AIM OF THE TASK:
Every line below that contains "Reunion" is to be copied.

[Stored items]
____
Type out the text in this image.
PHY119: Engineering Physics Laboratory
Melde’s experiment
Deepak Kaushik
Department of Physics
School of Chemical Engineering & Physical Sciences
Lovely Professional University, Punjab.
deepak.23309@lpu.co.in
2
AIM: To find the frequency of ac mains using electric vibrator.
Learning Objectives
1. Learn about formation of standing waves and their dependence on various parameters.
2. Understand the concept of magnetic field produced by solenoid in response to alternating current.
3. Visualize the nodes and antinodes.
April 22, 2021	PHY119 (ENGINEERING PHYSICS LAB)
____
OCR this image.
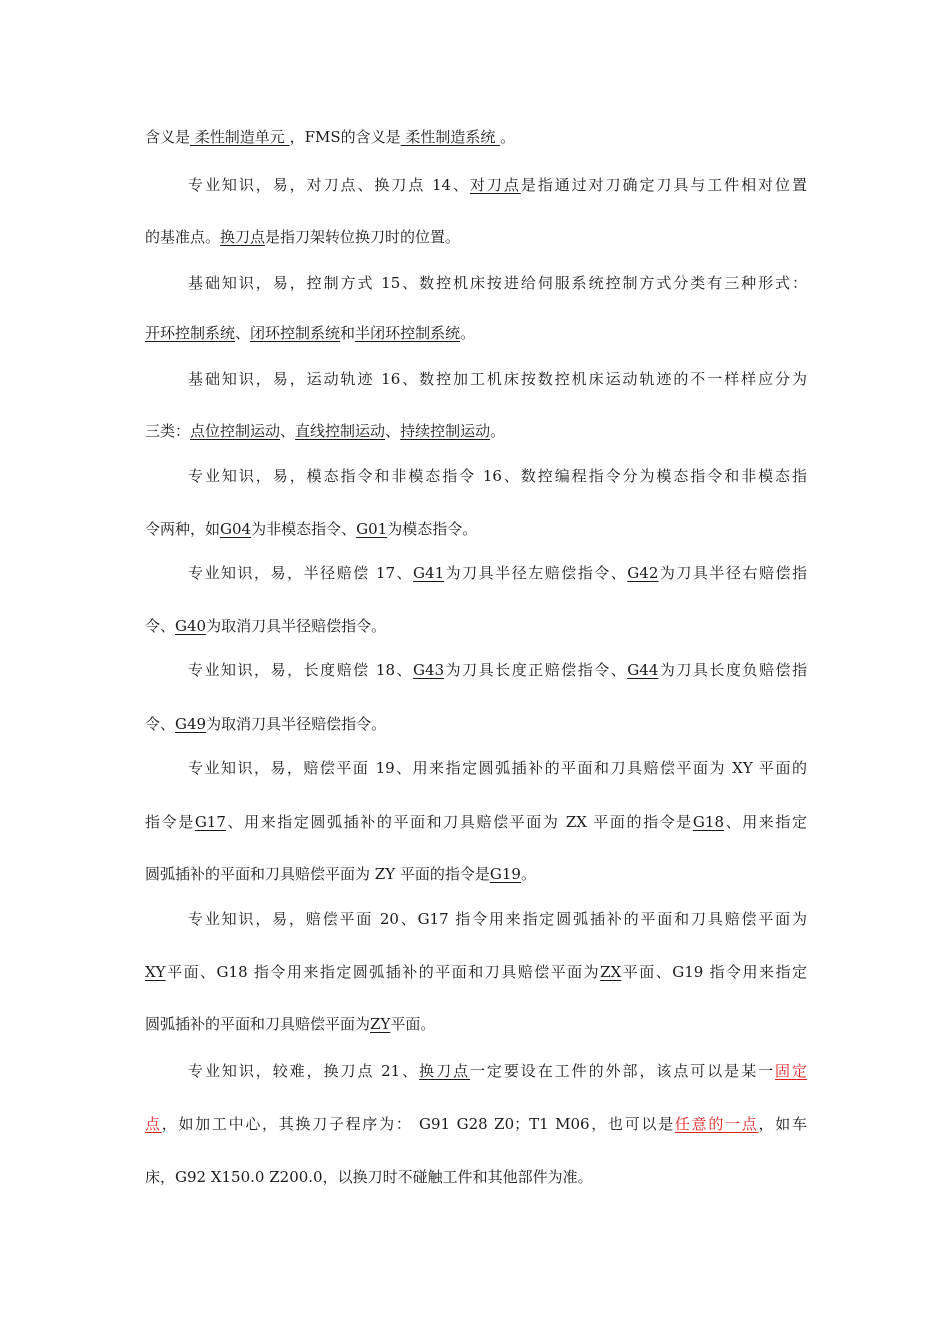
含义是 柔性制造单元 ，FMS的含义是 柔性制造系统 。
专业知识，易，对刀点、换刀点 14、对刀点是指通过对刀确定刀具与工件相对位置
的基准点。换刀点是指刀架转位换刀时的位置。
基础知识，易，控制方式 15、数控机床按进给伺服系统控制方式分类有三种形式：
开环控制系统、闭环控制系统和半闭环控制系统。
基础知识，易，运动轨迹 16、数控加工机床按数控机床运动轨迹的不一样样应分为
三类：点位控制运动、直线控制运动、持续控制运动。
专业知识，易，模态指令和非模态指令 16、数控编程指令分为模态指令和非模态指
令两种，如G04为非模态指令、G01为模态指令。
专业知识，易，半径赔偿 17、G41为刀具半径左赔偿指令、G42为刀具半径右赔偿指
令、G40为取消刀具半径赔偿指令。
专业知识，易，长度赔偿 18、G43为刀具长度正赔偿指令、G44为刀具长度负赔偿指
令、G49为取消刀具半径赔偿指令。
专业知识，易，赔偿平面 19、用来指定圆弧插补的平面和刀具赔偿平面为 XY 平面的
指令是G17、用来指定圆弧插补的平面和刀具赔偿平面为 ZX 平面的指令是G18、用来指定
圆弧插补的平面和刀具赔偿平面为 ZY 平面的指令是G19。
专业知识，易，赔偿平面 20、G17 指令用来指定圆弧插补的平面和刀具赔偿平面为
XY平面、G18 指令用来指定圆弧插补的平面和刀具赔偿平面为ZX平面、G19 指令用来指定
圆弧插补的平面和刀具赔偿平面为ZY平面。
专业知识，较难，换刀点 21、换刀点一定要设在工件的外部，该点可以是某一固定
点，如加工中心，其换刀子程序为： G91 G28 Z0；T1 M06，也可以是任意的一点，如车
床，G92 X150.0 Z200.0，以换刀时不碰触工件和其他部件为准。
____
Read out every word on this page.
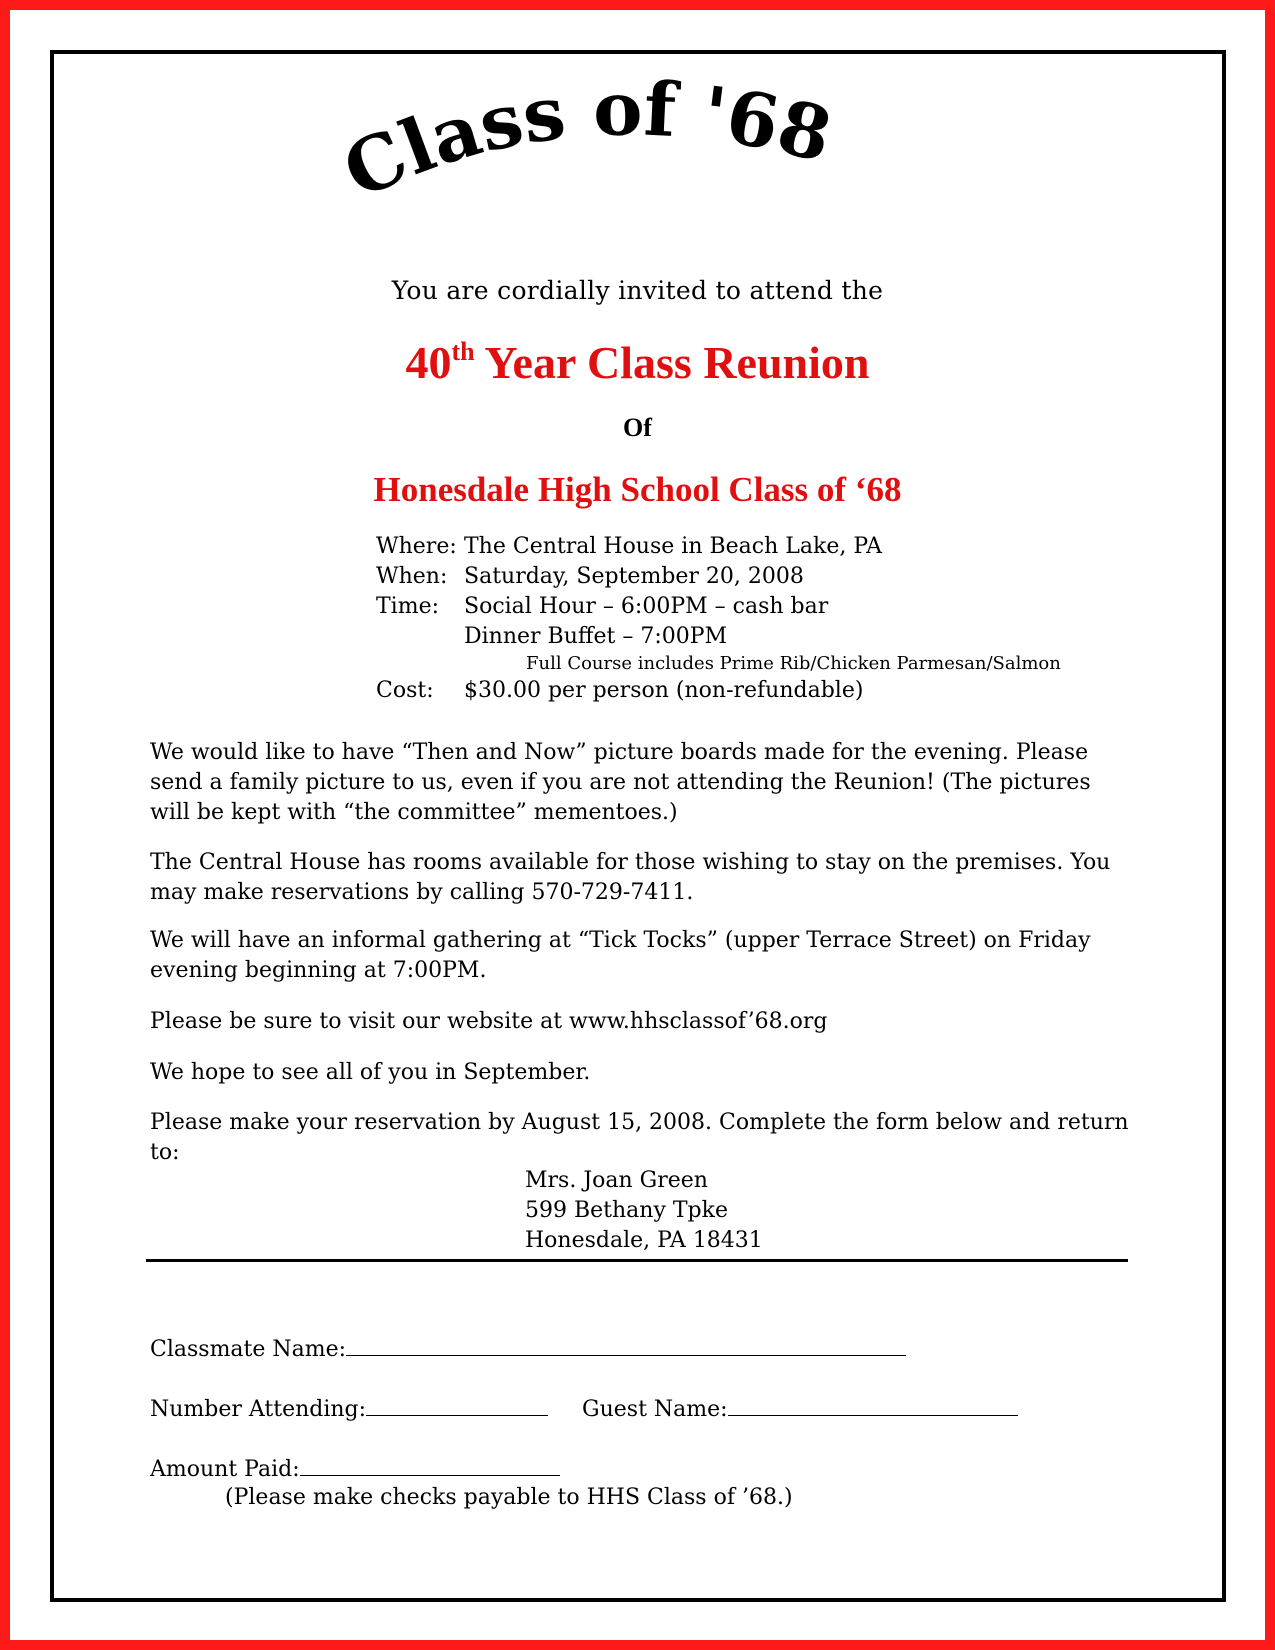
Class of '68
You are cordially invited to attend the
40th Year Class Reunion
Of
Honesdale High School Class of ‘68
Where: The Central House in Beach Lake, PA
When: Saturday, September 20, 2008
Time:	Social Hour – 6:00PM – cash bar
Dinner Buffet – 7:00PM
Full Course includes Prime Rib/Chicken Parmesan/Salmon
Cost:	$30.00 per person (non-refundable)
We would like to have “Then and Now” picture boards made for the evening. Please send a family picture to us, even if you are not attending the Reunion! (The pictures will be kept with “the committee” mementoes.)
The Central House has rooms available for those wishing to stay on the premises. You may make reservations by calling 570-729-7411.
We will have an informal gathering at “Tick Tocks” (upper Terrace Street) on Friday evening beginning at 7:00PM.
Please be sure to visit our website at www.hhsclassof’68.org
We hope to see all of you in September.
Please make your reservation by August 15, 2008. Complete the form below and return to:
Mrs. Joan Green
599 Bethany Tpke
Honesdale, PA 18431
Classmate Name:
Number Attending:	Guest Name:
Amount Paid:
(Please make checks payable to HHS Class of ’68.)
____
SOLUTION BELOW:
40th Year Class Reunion
We would like to have “Then and Now” picture boards made for the evening. Please send a family picture to us, even if you are not attending the Reunion! (The pictures will be kept with “the committee” mementoes.)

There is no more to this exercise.